• [Written task]: What follows is a set of records; restate each one word for word and drop the pictures.
start Data
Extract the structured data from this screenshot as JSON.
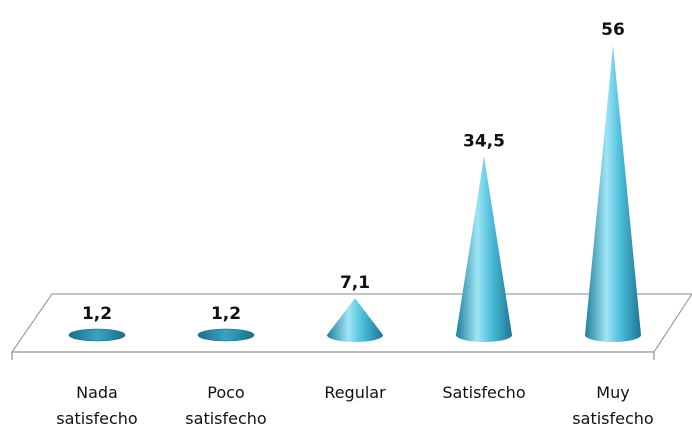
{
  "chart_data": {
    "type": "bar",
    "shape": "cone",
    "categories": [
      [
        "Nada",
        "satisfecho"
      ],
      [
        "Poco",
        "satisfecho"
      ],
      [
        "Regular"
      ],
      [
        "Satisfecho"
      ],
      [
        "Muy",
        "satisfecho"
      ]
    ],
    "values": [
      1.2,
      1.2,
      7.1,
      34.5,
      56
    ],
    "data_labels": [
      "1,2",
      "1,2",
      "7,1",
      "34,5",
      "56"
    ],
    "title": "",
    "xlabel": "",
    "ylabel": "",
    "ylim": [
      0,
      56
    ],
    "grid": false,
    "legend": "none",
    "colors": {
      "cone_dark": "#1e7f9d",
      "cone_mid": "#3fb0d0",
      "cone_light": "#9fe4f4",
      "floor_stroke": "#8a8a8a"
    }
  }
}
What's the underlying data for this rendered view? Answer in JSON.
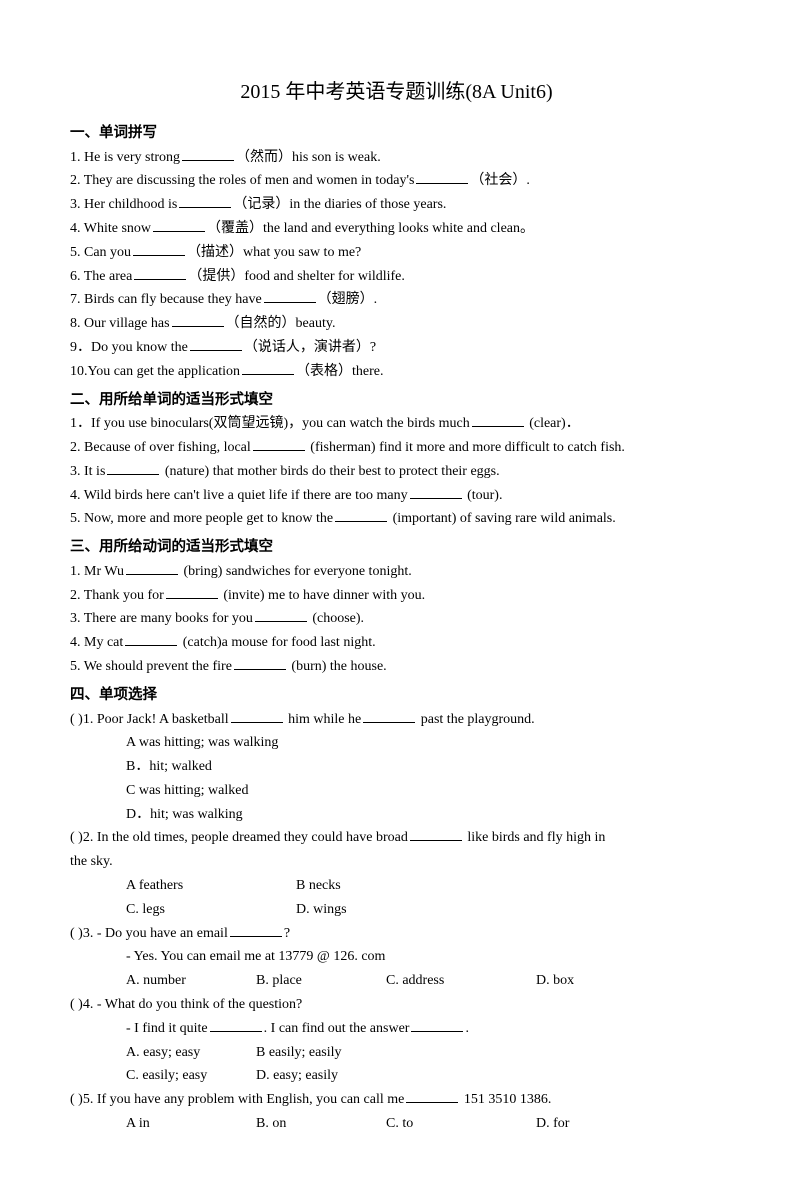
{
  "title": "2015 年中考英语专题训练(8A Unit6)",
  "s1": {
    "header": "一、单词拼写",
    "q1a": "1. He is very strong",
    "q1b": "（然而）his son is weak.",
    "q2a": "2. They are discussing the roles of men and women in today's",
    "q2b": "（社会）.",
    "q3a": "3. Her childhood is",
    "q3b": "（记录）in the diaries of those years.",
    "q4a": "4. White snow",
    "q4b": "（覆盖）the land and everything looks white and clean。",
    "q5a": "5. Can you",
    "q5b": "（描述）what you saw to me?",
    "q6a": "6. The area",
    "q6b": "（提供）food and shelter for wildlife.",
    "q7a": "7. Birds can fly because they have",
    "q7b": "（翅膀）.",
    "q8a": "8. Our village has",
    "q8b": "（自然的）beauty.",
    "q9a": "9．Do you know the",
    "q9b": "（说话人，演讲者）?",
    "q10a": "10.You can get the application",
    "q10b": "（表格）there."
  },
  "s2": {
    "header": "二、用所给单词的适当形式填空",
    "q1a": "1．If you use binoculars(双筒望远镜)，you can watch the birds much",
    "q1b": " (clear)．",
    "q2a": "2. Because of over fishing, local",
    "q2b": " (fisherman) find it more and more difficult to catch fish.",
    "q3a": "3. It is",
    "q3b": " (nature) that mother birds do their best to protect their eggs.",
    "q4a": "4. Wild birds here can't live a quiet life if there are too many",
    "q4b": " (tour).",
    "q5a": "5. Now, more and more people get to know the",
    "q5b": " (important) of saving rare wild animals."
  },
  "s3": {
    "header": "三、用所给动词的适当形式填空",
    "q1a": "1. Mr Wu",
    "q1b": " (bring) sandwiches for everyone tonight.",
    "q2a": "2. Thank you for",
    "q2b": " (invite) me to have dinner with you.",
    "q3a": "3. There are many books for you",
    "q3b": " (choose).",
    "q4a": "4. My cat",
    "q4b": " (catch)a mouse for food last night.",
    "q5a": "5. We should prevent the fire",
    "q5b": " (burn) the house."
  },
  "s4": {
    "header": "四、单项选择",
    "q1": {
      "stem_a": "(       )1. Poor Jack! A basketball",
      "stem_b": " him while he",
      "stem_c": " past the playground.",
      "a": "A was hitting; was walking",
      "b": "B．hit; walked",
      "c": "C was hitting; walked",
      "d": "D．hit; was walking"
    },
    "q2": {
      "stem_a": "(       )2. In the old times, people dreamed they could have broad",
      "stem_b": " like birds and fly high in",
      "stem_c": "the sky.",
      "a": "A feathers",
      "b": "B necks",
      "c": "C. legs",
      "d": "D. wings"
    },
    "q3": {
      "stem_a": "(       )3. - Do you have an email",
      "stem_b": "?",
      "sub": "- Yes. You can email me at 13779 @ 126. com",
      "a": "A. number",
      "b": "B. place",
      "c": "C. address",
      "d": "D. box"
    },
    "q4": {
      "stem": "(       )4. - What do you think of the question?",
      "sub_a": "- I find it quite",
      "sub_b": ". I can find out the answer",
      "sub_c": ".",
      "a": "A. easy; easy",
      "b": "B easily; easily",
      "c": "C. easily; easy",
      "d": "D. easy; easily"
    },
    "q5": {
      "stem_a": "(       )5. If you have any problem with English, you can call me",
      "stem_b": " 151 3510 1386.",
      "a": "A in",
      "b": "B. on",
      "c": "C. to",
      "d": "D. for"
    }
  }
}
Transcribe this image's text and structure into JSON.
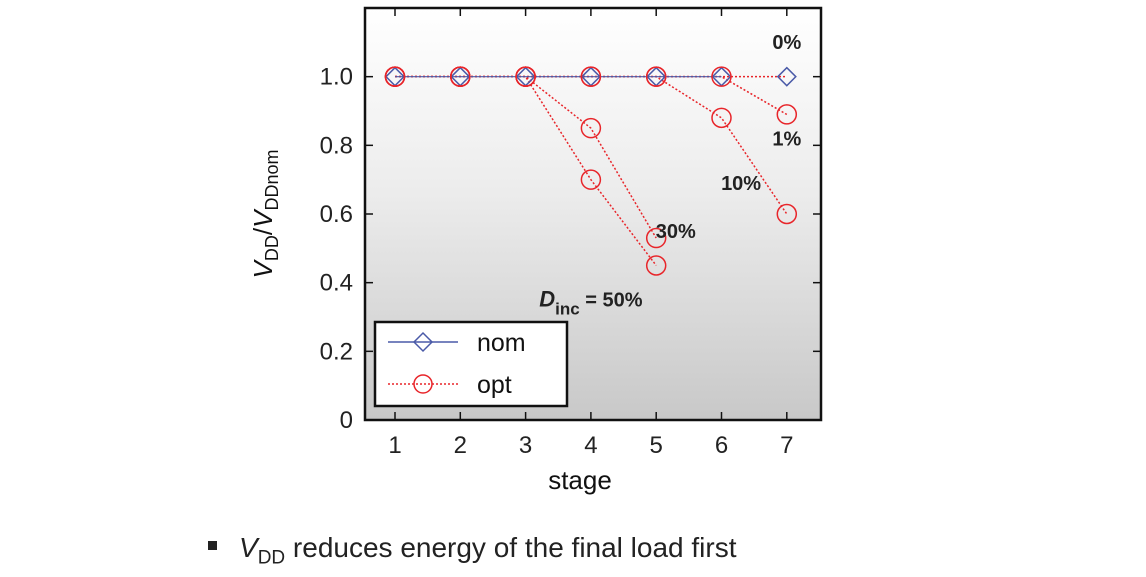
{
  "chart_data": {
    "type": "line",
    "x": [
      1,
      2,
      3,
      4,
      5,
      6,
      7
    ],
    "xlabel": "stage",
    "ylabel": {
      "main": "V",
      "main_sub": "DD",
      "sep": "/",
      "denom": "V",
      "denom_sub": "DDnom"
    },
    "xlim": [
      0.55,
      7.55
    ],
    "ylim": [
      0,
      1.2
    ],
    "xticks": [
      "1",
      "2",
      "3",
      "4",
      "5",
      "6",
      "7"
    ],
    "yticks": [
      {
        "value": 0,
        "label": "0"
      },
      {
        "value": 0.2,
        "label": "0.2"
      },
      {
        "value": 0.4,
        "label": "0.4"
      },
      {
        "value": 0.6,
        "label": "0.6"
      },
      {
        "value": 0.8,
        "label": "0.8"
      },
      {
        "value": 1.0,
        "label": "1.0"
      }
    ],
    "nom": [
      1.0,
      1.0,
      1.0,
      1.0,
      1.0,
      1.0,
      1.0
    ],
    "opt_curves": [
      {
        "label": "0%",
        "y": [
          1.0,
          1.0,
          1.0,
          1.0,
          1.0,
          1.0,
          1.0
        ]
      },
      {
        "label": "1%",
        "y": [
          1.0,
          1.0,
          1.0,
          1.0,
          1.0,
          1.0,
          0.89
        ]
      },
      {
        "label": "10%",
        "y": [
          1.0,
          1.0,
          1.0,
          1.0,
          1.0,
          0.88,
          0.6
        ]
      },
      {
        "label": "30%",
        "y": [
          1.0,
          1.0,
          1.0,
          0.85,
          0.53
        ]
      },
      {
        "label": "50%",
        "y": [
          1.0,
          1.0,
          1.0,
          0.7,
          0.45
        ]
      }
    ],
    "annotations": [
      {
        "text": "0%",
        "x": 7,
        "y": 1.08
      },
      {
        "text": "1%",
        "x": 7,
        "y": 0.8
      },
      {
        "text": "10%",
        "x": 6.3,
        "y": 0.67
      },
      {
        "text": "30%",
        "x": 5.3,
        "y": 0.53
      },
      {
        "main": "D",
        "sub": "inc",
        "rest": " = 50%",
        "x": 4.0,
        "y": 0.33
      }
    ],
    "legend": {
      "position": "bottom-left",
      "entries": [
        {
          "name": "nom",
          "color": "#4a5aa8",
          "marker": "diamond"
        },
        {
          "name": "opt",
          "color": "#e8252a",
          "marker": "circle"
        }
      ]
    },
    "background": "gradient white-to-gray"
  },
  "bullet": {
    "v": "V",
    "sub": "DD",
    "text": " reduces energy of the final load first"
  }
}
end Data
• [Answer to this problem]:
Extract the structured data from this screenshot as JSON.
{
  "chart_data": {
    "type": "bar",
    "shape": "cone",
    "categories": [
      [
        "Nada",
        "satisfecho"
      ],
      [
        "Poco",
        "satisfecho"
      ],
      [
        "Regular"
      ],
      [
        "Satisfecho"
      ],
      [
        "Muy",
        "satisfecho"
      ]
    ],
    "values": [
      1.2,
      1.2,
      7.1,
      34.5,
      56
    ],
    "data_labels": [
      "1,2",
      "1,2",
      "7,1",
      "34,5",
      "56"
    ],
    "title": "",
    "xlabel": "",
    "ylabel": "",
    "ylim": [
      0,
      56
    ],
    "grid": false,
    "legend": "none",
    "colors": {
      "cone_dark": "#1e7f9d",
      "cone_mid": "#3fb0d0",
      "cone_light": "#9fe4f4",
      "floor_stroke": "#8a8a8a"
    }
  }
}
What's the underlying data for this rendered view? Answer in JSON.
{
  "title": "2015 年中考英语专题训练(8A Unit6)",
  "s1": {
    "header": "一、单词拼写",
    "q1a": "1. He is very strong",
    "q1b": "（然而）his son is weak.",
    "q2a": "2. They are discussing the roles of men and women in today's",
    "q2b": "（社会）.",
    "q3a": "3. Her childhood is",
    "q3b": "（记录）in the diaries of those years.",
    "q4a": "4. White snow",
    "q4b": "（覆盖）the land and everything looks white and clean。",
    "q5a": "5. Can you",
    "q5b": "（描述）what you saw to me?",
    "q6a": "6. The area",
    "q6b": "（提供）food and shelter for wildlife.",
    "q7a": "7. Birds can fly because they have",
    "q7b": "（翅膀）.",
    "q8a": "8. Our village has",
    "q8b": "（自然的）beauty.",
    "q9a": "9．Do you know the",
    "q9b": "（说话人，演讲者）?",
    "q10a": "10.You can get the application",
    "q10b": "（表格）there."
  },
  "s2": {
    "header": "二、用所给单词的适当形式填空",
    "q1a": "1．If you use binoculars(双筒望远镜)，you can watch the birds much",
    "q1b": " (clear)．",
    "q2a": "2. Because of over fishing, local",
    "q2b": " (fisherman) find it more and more difficult to catch fish.",
    "q3a": "3. It is",
    "q3b": " (nature) that mother birds do their best to protect their eggs.",
    "q4a": "4. Wild birds here can't live a quiet life if there are too many",
    "q4b": " (tour).",
    "q5a": "5. Now, more and more people get to know the",
    "q5b": " (important) of saving rare wild animals."
  },
  "s3": {
    "header": "三、用所给动词的适当形式填空",
    "q1a": "1. Mr Wu",
    "q1b": " (bring) sandwiches for everyone tonight.",
    "q2a": "2. Thank you for",
    "q2b": " (invite) me to have dinner with you.",
    "q3a": "3. There are many books for you",
    "q3b": " (choose).",
    "q4a": "4. My cat",
    "q4b": " (catch)a mouse for food last night.",
    "q5a": "5. We should prevent the fire",
    "q5b": " (burn) the house."
  },
  "s4": {
    "header": "四、单项选择",
    "q1": {
      "stem_a": "(       )1. Poor Jack! A basketball",
      "stem_b": " him while he",
      "stem_c": " past the playground.",
      "a": "A was hitting; was walking",
      "b": "B．hit; walked",
      "c": "C was hitting; walked",
      "d": "D．hit; was walking"
    },
    "q2": {
      "stem_a": "(       )2. In the old times, people dreamed they could have broad",
      "stem_b": " like birds and fly high in",
      "stem_c": "the sky.",
      "a": "A feathers",
      "b": "B necks",
      "c": "C. legs",
      "d": "D. wings"
    },
    "q3": {
      "stem_a": "(       )3. - Do you have an email",
      "stem_b": "?",
      "sub": "- Yes. You can email me at 13779 @ 126. com",
      "a": "A. number",
      "b": "B. place",
      "c": "C. address",
      "d": "D. box"
    },
    "q4": {
      "stem": "(       )4. - What do you think of the question?",
      "sub_a": "- I find it quite",
      "sub_b": ". I can find out the answer",
      "sub_c": ".",
      "a": "A. easy; easy",
      "b": "B easily; easily",
      "c": "C. easily; easy",
      "d": "D. easy; easily"
    },
    "q5": {
      "stem_a": "(       )5. If you have any problem with English, you can call me",
      "stem_b": " 151 3510 1386.",
      "a": "A in",
      "b": "B. on",
      "c": "C. to",
      "d": "D. for"
    }
  }
}
Transcribe this image's text and structure into JSON.
{
  "chart_data": {
    "type": "line",
    "x": [
      1,
      2,
      3,
      4,
      5,
      6,
      7
    ],
    "xlabel": "stage",
    "ylabel": {
      "main": "V",
      "main_sub": "DD",
      "sep": "/",
      "denom": "V",
      "denom_sub": "DDnom"
    },
    "xlim": [
      0.55,
      7.55
    ],
    "ylim": [
      0,
      1.2
    ],
    "xticks": [
      "1",
      "2",
      "3",
      "4",
      "5",
      "6",
      "7"
    ],
    "yticks": [
      {
        "value": 0,
        "label": "0"
      },
      {
        "value": 0.2,
        "label": "0.2"
      },
      {
        "value": 0.4,
        "label": "0.4"
      },
      {
        "value": 0.6,
        "label": "0.6"
      },
      {
        "value": 0.8,
        "label": "0.8"
      },
      {
        "value": 1.0,
        "label": "1.0"
      }
    ],
    "nom": [
      1.0,
      1.0,
      1.0,
      1.0,
      1.0,
      1.0,
      1.0
    ],
    "opt_curves": [
      {
        "label": "0%",
        "y": [
          1.0,
          1.0,
          1.0,
          1.0,
          1.0,
          1.0,
          1.0
        ]
      },
      {
        "label": "1%",
        "y": [
          1.0,
          1.0,
          1.0,
          1.0,
          1.0,
          1.0,
          0.89
        ]
      },
      {
        "label": "10%",
        "y": [
          1.0,
          1.0,
          1.0,
          1.0,
          1.0,
          0.88,
          0.6
        ]
      },
      {
        "label": "30%",
        "y": [
          1.0,
          1.0,
          1.0,
          0.85,
          0.53
        ]
      },
      {
        "label": "50%",
        "y": [
          1.0,
          1.0,
          1.0,
          0.7,
          0.45
        ]
      }
    ],
    "annotations": [
      {
        "text": "0%",
        "x": 7,
        "y": 1.08
      },
      {
        "text": "1%",
        "x": 7,
        "y": 0.8
      },
      {
        "text": "10%",
        "x": 6.3,
        "y": 0.67
      },
      {
        "text": "30%",
        "x": 5.3,
        "y": 0.53
      },
      {
        "main": "D",
        "sub": "inc",
        "rest": " = 50%",
        "x": 4.0,
        "y": 0.33
      }
    ],
    "legend": {
      "position": "bottom-left",
      "entries": [
        {
          "name": "nom",
          "color": "#4a5aa8",
          "marker": "diamond"
        },
        {
          "name": "opt",
          "color": "#e8252a",
          "marker": "circle"
        }
      ]
    },
    "background": "gradient white-to-gray"
  },
  "bullet": {
    "v": "V",
    "sub": "DD",
    "text": " reduces energy of the final load first"
  }
}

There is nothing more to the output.